:: PROBLEMI DA RISOLVERE ::
- a) Ricopia dal brano sul Venezuela il passo compreso tra "Se la polizia" e "dalla Casa Bianca.", estremi inclusi.
- b) Nel brano sul Venezuela, in quale opera Marx descrisse la situazione a Parigi?
- c) Prosegui il brano sul Venezuela dopo la sua ultima frase.

:: ESTRATTO DELLA PAGINA ::
• • • •
Se la polizia bolivariana - che non porta armi da fuoco dai tempi di Chàvez – li cattura, ecco una stupefacente mutazione: la destra e i suoi media trasformano questi delinquenti comuni in “prigionieri politici” e “combattenti per la libertà”, come quelli che in Salvador assassinarono Monsignor Oscar Arnulfo Romero e i gesuiti dell’UCA, o come i “contras” che devastarono il Nicaragua sandinista, finanziati dall’operazione “Iran-Contras” pianificata e messa in atto dalla Casa Bianca. 

Riassumendo: quello che sta succedendo oggi in Venezuela è che la controrivoluzione cerca di prendere le piazze – ed è riuscita a farlo in alcune parti del paese – e produrre, attraverso la carenza programmata di merci e la guerra economica, il caos sociale che finisca in una situazione di dissoluzione nazionale e scateni la caduta della rivoluzione bolivariana.

 

Riflettendo sul corso della rivoluzione del 1848 in Francia, Marx scrisse alcune righe che, con una certa cautela, potrebbero benissimo applicarsi al Venezuela attuale. Nel suo celebre Il Diciotto Brumaio di Luigi Bonaparte, egli descrisse la situazione a Parigi dicendo come “nel mezzo di questa confusione indicibile e strepitosa di fusione, revisione, proroga di poteri, Costituzione, cospirazione, coalizione, emigrazione, usurpazione e rivoluzione il borghese, ansimante, gridasse come un pazzo alla sua repubblica parlamentare: ‘Meglio un finale terribile che un terrore senza fine!’”.
• • • •
:: SEGMENTO DI DATI ::
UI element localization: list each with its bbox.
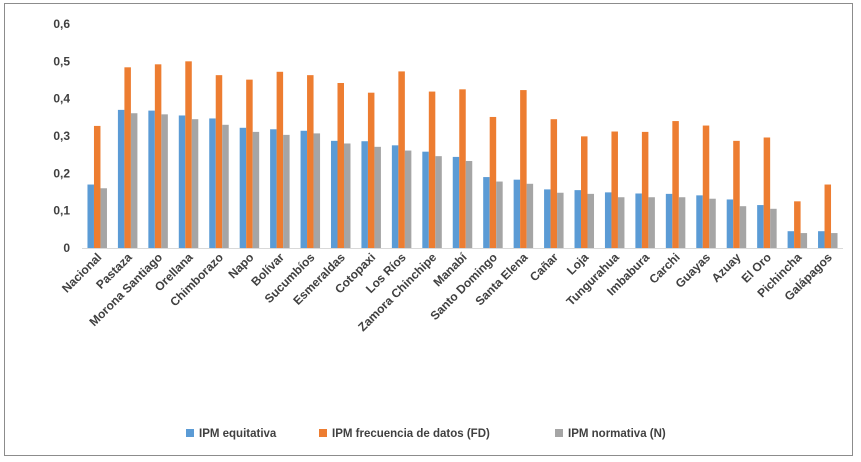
• • • •
:: RISPOSTE AI COMPITI ::
- a)
Se la polizia bolivariana - che non porta armi da fuoco dai tempi di Chàvez – li cattura, ecco una stupefacente mutazione: la destra e i suoi media trasformano questi delinquenti comuni in “prigionieri politici” e “combattenti per la libertà”, come quelli che in Salvador assassinarono Monsignor Oscar Arnulfo Romero e i gesuiti dell’UCA, o come i “contras” che devastarono il Nicaragua sandinista, finanziati dall’operazione “Iran-Contras” pianificata e messa in atto dalla Casa Bianca.

- b) Nel Diciotto Brumaio di Luigi Bonaparte.

- c)
Sarebbe imprudente non prendere queste parole molto seriamente, perché questo è esattamente ciò che l’impero e i suoi seguaci tentano di fare in Venezuela: ottenere l’accettazione popolare di un “finale terribile” che metta fine ad “un terrore senza fine”. A questo fine Washington applica la stessa ricetta applicata in tanti paesi: organizzare l’opposizione e trasformarla nel seme della controrivoluzione, offrirle finanziamenti, copertura mediatica, armi; inventare i suoi leaders, fissare l’agenda e reclutare mercenari e malviventi della peggior specie che facciano il lavoro sporco di “riscaldare la piazza” uccidendo, distruggendo, incendiando, saccheggiando, mentre i dirigenti principali si fanno fotografare con presidenti, ministri, col Segretario Generale della OEA ed altri agenti dell’impero.

La stessa cosa l’hanno fatta alcuni anni fa, con grande successo, in Libia, dove Washington ed i suoi compari inventarono i “combattenti per la libertà” a Bengasi. La stampa egemonica diffuse questa falsa notizia ai quattro venti e la NATO fece quello di cui c’era bisogno. Il risultato finale: distruzione della Libia bombardata a mansalva per mesi, caduta e linciaggio di Gheddafi, tra le risa di una iena di nome Hillary Clinton.

In Venezuela si sta applicando lo stesso piano, con bande armate che distruggono e uccidono quello che capita a fronte di una polizia poco meno che indifesa.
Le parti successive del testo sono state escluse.